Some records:
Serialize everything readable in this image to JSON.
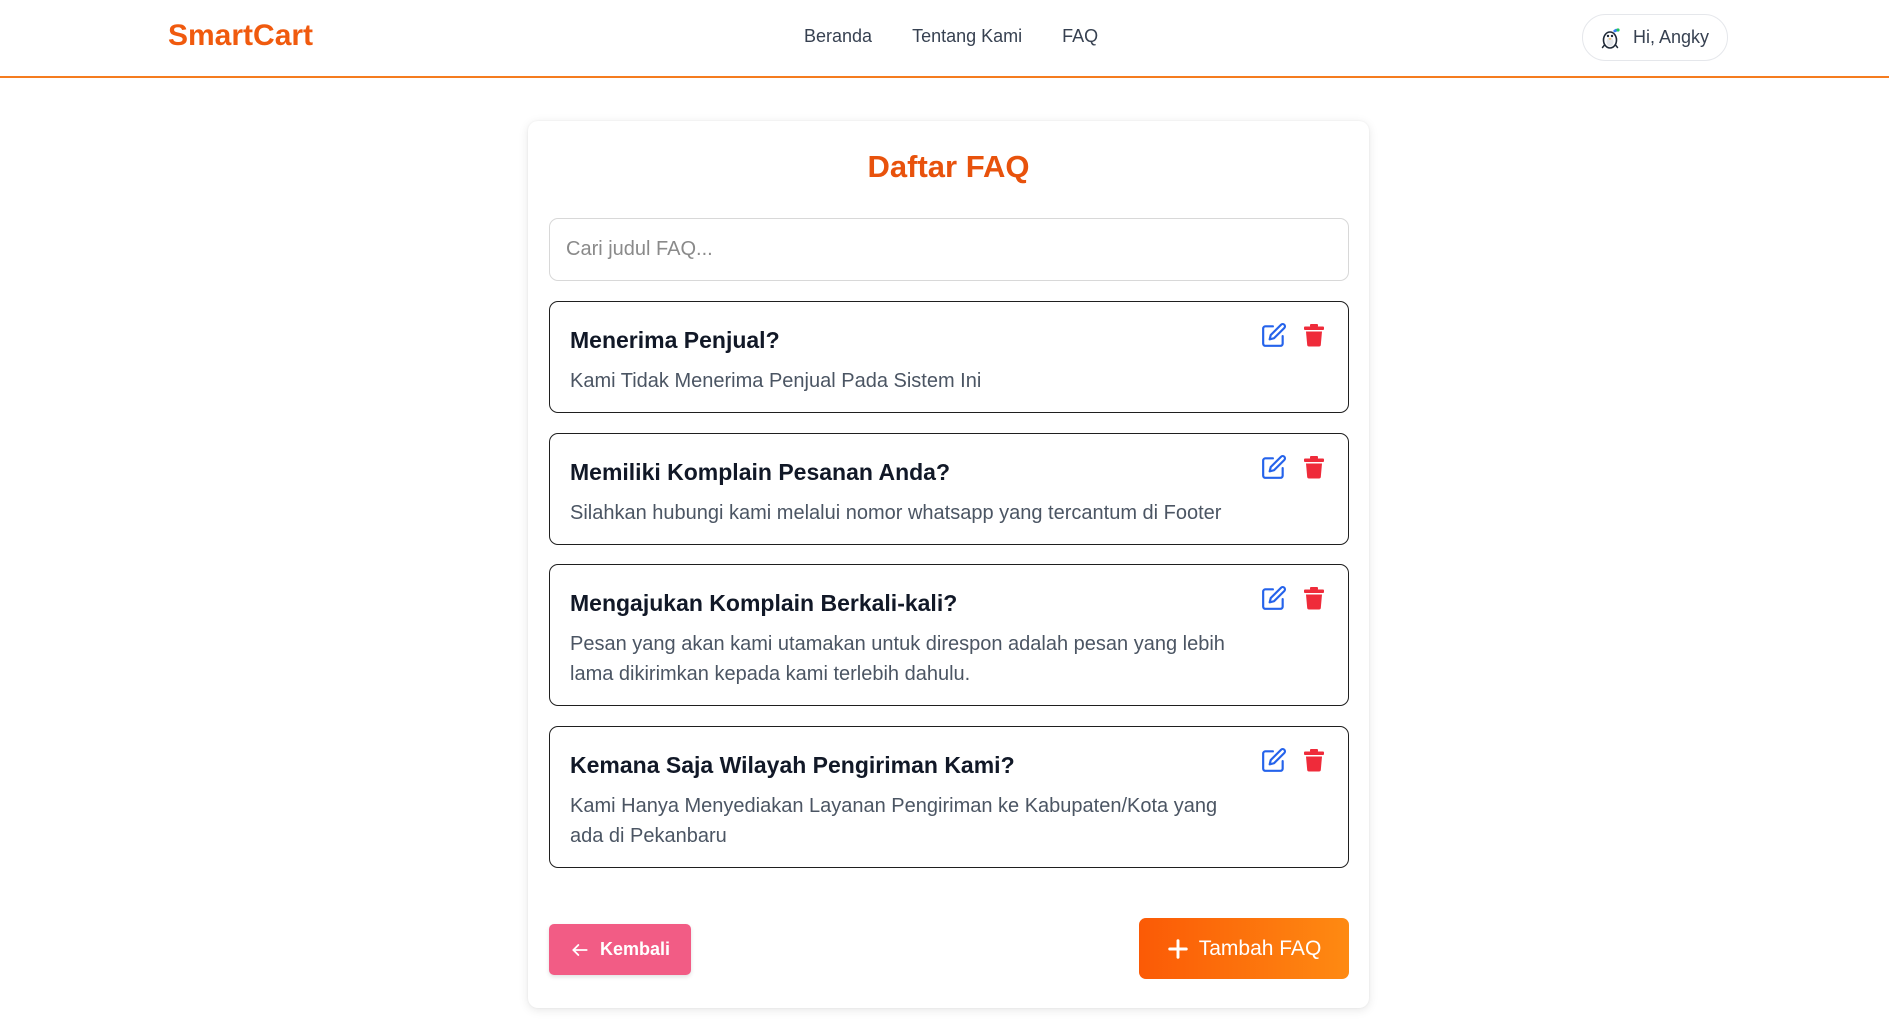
{
  "brand": "SmartCart",
  "nav": {
    "links": [
      "Beranda",
      "Tentang Kami",
      "FAQ"
    ]
  },
  "user": {
    "greeting": "Hi, Angky",
    "avatar_icon": "user-avatar-icon"
  },
  "page": {
    "title": "Daftar FAQ"
  },
  "search": {
    "placeholder": "Cari judul FAQ...",
    "value": ""
  },
  "faqs": [
    {
      "question": "Menerima Penjual?",
      "answer": "Kami Tidak Menerima Penjual Pada Sistem Ini"
    },
    {
      "question": "Memiliki Komplain Pesanan Anda?",
      "answer": "Silahkan hubungi kami melalui nomor whatsapp yang tercantum di Footer"
    },
    {
      "question": "Mengajukan Komplain Berkali-kali?",
      "answer": "Pesan yang akan kami utamakan untuk direspon adalah pesan yang lebih lama dikirimkan kepada kami terlebih dahulu."
    },
    {
      "question": "Kemana Saja Wilayah Pengiriman Kami?",
      "answer": "Kami Hanya Menyediakan Layanan Pengiriman ke Kabupaten/Kota yang ada di Pekanbaru"
    }
  ],
  "actions": {
    "back_label": "Kembali",
    "add_label": "Tambah FAQ"
  },
  "colors": {
    "brand": "#f05a0e",
    "accent_line": "#f57c1f",
    "title": "#e8520c",
    "edit_icon": "#2563eb",
    "delete_icon": "#ef2b3a",
    "back_button": "#f25c85",
    "add_button_start": "#fb5a06",
    "add_button_end": "#fe8a12"
  }
}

▸ STATED PROBLEM: Reproduce every line of the material precisely, omitting its pictures.

▸ EXERCISE RESULT:
Serialize everything readable in this image to JSON.
{
  "brand": "SmartCart",
  "nav": {
    "links": [
      "Beranda",
      "Tentang Kami",
      "FAQ"
    ]
  },
  "user": {
    "greeting": "Hi, Angky",
    "avatar_icon": "user-avatar-icon"
  },
  "page": {
    "title": "Daftar FAQ"
  },
  "search": {
    "placeholder": "Cari judul FAQ...",
    "value": ""
  },
  "faqs": [
    {
      "question": "Menerima Penjual?",
      "answer": "Kami Tidak Menerima Penjual Pada Sistem Ini"
    },
    {
      "question": "Memiliki Komplain Pesanan Anda?",
      "answer": "Silahkan hubungi kami melalui nomor whatsapp yang tercantum di Footer"
    },
    {
      "question": "Mengajukan Komplain Berkali-kali?",
      "answer": "Pesan yang akan kami utamakan untuk direspon adalah pesan yang lebih lama dikirimkan kepada kami terlebih dahulu."
    },
    {
      "question": "Kemana Saja Wilayah Pengiriman Kami?",
      "answer": "Kami Hanya Menyediakan Layanan Pengiriman ke Kabupaten/Kota yang ada di Pekanbaru"
    }
  ],
  "actions": {
    "back_label": "Kembali",
    "add_label": "Tambah FAQ"
  },
  "colors": {
    "brand": "#f05a0e",
    "accent_line": "#f57c1f",
    "title": "#e8520c",
    "edit_icon": "#2563eb",
    "delete_icon": "#ef2b3a",
    "back_button": "#f25c85",
    "add_button_start": "#fb5a06",
    "add_button_end": "#fe8a12"
  }
}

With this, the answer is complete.